## Exercise prompt
Write out the records below word for word, please.

## Supplied material
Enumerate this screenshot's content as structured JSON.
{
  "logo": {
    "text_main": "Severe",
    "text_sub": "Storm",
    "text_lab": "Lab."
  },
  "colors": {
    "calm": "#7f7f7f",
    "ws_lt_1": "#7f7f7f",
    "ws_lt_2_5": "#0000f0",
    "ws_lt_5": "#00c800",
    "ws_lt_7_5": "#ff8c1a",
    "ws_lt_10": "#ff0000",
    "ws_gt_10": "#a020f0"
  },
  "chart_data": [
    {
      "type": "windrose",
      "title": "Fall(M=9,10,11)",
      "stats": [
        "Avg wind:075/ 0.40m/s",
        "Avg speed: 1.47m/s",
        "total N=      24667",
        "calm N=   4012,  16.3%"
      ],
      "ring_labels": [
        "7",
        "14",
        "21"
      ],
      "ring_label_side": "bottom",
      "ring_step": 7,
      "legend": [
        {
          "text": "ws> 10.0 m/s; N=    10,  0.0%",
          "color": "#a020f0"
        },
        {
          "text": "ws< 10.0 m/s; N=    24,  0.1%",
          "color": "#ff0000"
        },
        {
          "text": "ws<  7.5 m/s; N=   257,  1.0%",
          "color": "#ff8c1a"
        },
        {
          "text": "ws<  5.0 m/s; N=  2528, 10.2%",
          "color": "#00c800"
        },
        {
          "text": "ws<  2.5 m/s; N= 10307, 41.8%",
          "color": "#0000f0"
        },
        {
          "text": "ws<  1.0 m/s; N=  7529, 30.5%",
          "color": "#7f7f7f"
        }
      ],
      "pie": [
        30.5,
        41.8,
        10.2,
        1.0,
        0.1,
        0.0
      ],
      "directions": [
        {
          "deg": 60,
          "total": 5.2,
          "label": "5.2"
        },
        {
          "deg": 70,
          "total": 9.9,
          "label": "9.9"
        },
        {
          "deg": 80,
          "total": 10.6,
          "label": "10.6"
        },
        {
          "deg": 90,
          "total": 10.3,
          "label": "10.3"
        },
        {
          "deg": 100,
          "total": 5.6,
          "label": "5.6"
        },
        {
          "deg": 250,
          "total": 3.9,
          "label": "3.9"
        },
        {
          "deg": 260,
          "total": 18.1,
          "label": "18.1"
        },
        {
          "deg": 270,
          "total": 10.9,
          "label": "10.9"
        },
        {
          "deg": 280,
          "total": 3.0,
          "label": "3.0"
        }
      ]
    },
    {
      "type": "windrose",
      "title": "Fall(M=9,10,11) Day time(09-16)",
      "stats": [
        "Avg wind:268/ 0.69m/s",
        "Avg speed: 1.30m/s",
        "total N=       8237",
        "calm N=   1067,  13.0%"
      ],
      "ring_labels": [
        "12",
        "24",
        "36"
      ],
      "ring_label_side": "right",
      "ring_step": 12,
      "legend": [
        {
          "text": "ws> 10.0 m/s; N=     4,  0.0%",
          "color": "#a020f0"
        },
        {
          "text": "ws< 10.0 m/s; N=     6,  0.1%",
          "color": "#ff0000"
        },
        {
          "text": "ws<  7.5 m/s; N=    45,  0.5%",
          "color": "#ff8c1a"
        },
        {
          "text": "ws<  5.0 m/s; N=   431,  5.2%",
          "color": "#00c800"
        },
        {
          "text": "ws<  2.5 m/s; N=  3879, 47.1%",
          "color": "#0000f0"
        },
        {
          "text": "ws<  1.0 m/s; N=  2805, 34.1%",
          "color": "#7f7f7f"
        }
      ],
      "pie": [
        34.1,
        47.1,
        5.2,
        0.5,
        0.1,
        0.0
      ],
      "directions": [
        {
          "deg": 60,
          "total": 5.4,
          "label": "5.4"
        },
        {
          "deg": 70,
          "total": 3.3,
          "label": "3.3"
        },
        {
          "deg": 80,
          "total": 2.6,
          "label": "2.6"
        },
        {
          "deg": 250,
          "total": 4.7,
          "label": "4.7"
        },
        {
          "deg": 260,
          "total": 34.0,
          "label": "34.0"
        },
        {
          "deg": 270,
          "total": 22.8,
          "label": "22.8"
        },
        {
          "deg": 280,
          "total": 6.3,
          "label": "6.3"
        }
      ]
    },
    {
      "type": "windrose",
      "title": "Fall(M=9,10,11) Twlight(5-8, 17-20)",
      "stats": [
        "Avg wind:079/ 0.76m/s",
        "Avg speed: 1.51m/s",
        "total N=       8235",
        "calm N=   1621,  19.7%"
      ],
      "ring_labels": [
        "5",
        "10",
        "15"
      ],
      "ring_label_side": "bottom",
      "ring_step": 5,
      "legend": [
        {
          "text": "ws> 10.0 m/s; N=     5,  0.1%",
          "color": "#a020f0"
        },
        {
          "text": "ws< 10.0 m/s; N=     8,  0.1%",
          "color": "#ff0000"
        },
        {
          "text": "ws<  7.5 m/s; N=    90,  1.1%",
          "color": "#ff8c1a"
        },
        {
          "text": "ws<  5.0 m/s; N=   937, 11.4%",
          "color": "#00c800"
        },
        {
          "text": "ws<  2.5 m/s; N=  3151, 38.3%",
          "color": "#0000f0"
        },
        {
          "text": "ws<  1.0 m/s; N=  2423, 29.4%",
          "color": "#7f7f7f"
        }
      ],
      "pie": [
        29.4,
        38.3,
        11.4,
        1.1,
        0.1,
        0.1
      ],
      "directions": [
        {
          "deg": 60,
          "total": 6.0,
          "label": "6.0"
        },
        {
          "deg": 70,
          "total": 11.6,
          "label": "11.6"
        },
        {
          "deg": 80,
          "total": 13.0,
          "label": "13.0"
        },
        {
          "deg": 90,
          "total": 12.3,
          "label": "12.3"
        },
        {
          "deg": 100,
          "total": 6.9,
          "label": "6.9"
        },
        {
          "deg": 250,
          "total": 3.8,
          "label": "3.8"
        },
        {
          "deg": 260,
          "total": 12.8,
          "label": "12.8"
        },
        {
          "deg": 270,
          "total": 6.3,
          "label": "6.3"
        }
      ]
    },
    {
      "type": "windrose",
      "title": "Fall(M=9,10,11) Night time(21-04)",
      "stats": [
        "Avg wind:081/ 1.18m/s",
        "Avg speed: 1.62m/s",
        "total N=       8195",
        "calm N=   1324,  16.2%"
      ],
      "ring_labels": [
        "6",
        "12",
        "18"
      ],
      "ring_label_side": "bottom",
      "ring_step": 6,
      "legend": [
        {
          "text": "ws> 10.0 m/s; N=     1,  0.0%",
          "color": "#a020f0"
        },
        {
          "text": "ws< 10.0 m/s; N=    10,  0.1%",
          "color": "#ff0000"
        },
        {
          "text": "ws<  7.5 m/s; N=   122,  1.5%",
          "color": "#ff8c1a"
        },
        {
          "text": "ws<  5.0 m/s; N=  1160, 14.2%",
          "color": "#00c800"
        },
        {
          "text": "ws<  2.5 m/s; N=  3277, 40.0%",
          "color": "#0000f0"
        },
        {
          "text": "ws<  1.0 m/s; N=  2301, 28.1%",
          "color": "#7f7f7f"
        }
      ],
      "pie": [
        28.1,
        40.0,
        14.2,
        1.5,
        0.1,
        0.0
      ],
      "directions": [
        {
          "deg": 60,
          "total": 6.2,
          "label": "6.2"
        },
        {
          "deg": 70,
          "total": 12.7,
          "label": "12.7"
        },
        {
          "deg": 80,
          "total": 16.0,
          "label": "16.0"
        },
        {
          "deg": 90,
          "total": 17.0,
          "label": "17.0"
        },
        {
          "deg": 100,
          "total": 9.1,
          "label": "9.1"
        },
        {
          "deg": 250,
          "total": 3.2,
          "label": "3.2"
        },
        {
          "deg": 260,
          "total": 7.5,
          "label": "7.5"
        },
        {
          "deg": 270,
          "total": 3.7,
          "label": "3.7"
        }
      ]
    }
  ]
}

## Output for this task
Enumerate this screenshot's content as structured JSON.
{
  "logo": {
    "text_main": "Severe",
    "text_sub": "Storm",
    "text_lab": "Lab."
  },
  "colors": {
    "calm": "#7f7f7f",
    "ws_lt_1": "#7f7f7f",
    "ws_lt_2_5": "#0000f0",
    "ws_lt_5": "#00c800",
    "ws_lt_7_5": "#ff8c1a",
    "ws_lt_10": "#ff0000",
    "ws_gt_10": "#a020f0"
  },
  "chart_data": [
    {
      "type": "windrose",
      "title": "Fall(M=9,10,11)",
      "stats": [
        "Avg wind:075/ 0.40m/s",
        "Avg speed: 1.47m/s",
        "total N=      24667",
        "calm N=   4012,  16.3%"
      ],
      "ring_labels": [
        "7",
        "14",
        "21"
      ],
      "ring_label_side": "bottom",
      "ring_step": 7,
      "legend": [
        {
          "text": "ws> 10.0 m/s; N=    10,  0.0%",
          "color": "#a020f0"
        },
        {
          "text": "ws< 10.0 m/s; N=    24,  0.1%",
          "color": "#ff0000"
        },
        {
          "text": "ws<  7.5 m/s; N=   257,  1.0%",
          "color": "#ff8c1a"
        },
        {
          "text": "ws<  5.0 m/s; N=  2528, 10.2%",
          "color": "#00c800"
        },
        {
          "text": "ws<  2.5 m/s; N= 10307, 41.8%",
          "color": "#0000f0"
        },
        {
          "text": "ws<  1.0 m/s; N=  7529, 30.5%",
          "color": "#7f7f7f"
        }
      ],
      "pie": [
        30.5,
        41.8,
        10.2,
        1.0,
        0.1,
        0.0
      ],
      "directions": [
        {
          "deg": 60,
          "total": 5.2,
          "label": "5.2"
        },
        {
          "deg": 70,
          "total": 9.9,
          "label": "9.9"
        },
        {
          "deg": 80,
          "total": 10.6,
          "label": "10.6"
        },
        {
          "deg": 90,
          "total": 10.3,
          "label": "10.3"
        },
        {
          "deg": 100,
          "total": 5.6,
          "label": "5.6"
        },
        {
          "deg": 250,
          "total": 3.9,
          "label": "3.9"
        },
        {
          "deg": 260,
          "total": 18.1,
          "label": "18.1"
        },
        {
          "deg": 270,
          "total": 10.9,
          "label": "10.9"
        },
        {
          "deg": 280,
          "total": 3.0,
          "label": "3.0"
        }
      ]
    },
    {
      "type": "windrose",
      "title": "Fall(M=9,10,11) Day time(09-16)",
      "stats": [
        "Avg wind:268/ 0.69m/s",
        "Avg speed: 1.30m/s",
        "total N=       8237",
        "calm N=   1067,  13.0%"
      ],
      "ring_labels": [
        "12",
        "24",
        "36"
      ],
      "ring_label_side": "right",
      "ring_step": 12,
      "legend": [
        {
          "text": "ws> 10.0 m/s; N=     4,  0.0%",
          "color": "#a020f0"
        },
        {
          "text": "ws< 10.0 m/s; N=     6,  0.1%",
          "color": "#ff0000"
        },
        {
          "text": "ws<  7.5 m/s; N=    45,  0.5%",
          "color": "#ff8c1a"
        },
        {
          "text": "ws<  5.0 m/s; N=   431,  5.2%",
          "color": "#00c800"
        },
        {
          "text": "ws<  2.5 m/s; N=  3879, 47.1%",
          "color": "#0000f0"
        },
        {
          "text": "ws<  1.0 m/s; N=  2805, 34.1%",
          "color": "#7f7f7f"
        }
      ],
      "pie": [
        34.1,
        47.1,
        5.2,
        0.5,
        0.1,
        0.0
      ],
      "directions": [
        {
          "deg": 60,
          "total": 5.4,
          "label": "5.4"
        },
        {
          "deg": 70,
          "total": 3.3,
          "label": "3.3"
        },
        {
          "deg": 80,
          "total": 2.6,
          "label": "2.6"
        },
        {
          "deg": 250,
          "total": 4.7,
          "label": "4.7"
        },
        {
          "deg": 260,
          "total": 34.0,
          "label": "34.0"
        },
        {
          "deg": 270,
          "total": 22.8,
          "label": "22.8"
        },
        {
          "deg": 280,
          "total": 6.3,
          "label": "6.3"
        }
      ]
    },
    {
      "type": "windrose",
      "title": "Fall(M=9,10,11) Twlight(5-8, 17-20)",
      "stats": [
        "Avg wind:079/ 0.76m/s",
        "Avg speed: 1.51m/s",
        "total N=       8235",
        "calm N=   1621,  19.7%"
      ],
      "ring_labels": [
        "5",
        "10",
        "15"
      ],
      "ring_label_side": "bottom",
      "ring_step": 5,
      "legend": [
        {
          "text": "ws> 10.0 m/s; N=     5,  0.1%",
          "color": "#a020f0"
        },
        {
          "text": "ws< 10.0 m/s; N=     8,  0.1%",
          "color": "#ff0000"
        },
        {
          "text": "ws<  7.5 m/s; N=    90,  1.1%",
          "color": "#ff8c1a"
        },
        {
          "text": "ws<  5.0 m/s; N=   937, 11.4%",
          "color": "#00c800"
        },
        {
          "text": "ws<  2.5 m/s; N=  3151, 38.3%",
          "color": "#0000f0"
        },
        {
          "text": "ws<  1.0 m/s; N=  2423, 29.4%",
          "color": "#7f7f7f"
        }
      ],
      "pie": [
        29.4,
        38.3,
        11.4,
        1.1,
        0.1,
        0.1
      ],
      "directions": [
        {
          "deg": 60,
          "total": 6.0,
          "label": "6.0"
        },
        {
          "deg": 70,
          "total": 11.6,
          "label": "11.6"
        },
        {
          "deg": 80,
          "total": 13.0,
          "label": "13.0"
        },
        {
          "deg": 90,
          "total": 12.3,
          "label": "12.3"
        },
        {
          "deg": 100,
          "total": 6.9,
          "label": "6.9"
        },
        {
          "deg": 250,
          "total": 3.8,
          "label": "3.8"
        },
        {
          "deg": 260,
          "total": 12.8,
          "label": "12.8"
        },
        {
          "deg": 270,
          "total": 6.3,
          "label": "6.3"
        }
      ]
    },
    {
      "type": "windrose",
      "title": "Fall(M=9,10,11) Night time(21-04)",
      "stats": [
        "Avg wind:081/ 1.18m/s",
        "Avg speed: 1.62m/s",
        "total N=       8195",
        "calm N=   1324,  16.2%"
      ],
      "ring_labels": [
        "6",
        "12",
        "18"
      ],
      "ring_label_side": "bottom",
      "ring_step": 6,
      "legend": [
        {
          "text": "ws> 10.0 m/s; N=     1,  0.0%",
          "color": "#a020f0"
        },
        {
          "text": "ws< 10.0 m/s; N=    10,  0.1%",
          "color": "#ff0000"
        },
        {
          "text": "ws<  7.5 m/s; N=   122,  1.5%",
          "color": "#ff8c1a"
        },
        {
          "text": "ws<  5.0 m/s; N=  1160, 14.2%",
          "color": "#00c800"
        },
        {
          "text": "ws<  2.5 m/s; N=  3277, 40.0%",
          "color": "#0000f0"
        },
        {
          "text": "ws<  1.0 m/s; N=  2301, 28.1%",
          "color": "#7f7f7f"
        }
      ],
      "pie": [
        28.1,
        40.0,
        14.2,
        1.5,
        0.1,
        0.0
      ],
      "directions": [
        {
          "deg": 60,
          "total": 6.2,
          "label": "6.2"
        },
        {
          "deg": 70,
          "total": 12.7,
          "label": "12.7"
        },
        {
          "deg": 80,
          "total": 16.0,
          "label": "16.0"
        },
        {
          "deg": 90,
          "total": 17.0,
          "label": "17.0"
        },
        {
          "deg": 100,
          "total": 9.1,
          "label": "9.1"
        },
        {
          "deg": 250,
          "total": 3.2,
          "label": "3.2"
        },
        {
          "deg": 260,
          "total": 7.5,
          "label": "7.5"
        },
        {
          "deg": 270,
          "total": 3.7,
          "label": "3.7"
        }
      ]
    }
  ]
}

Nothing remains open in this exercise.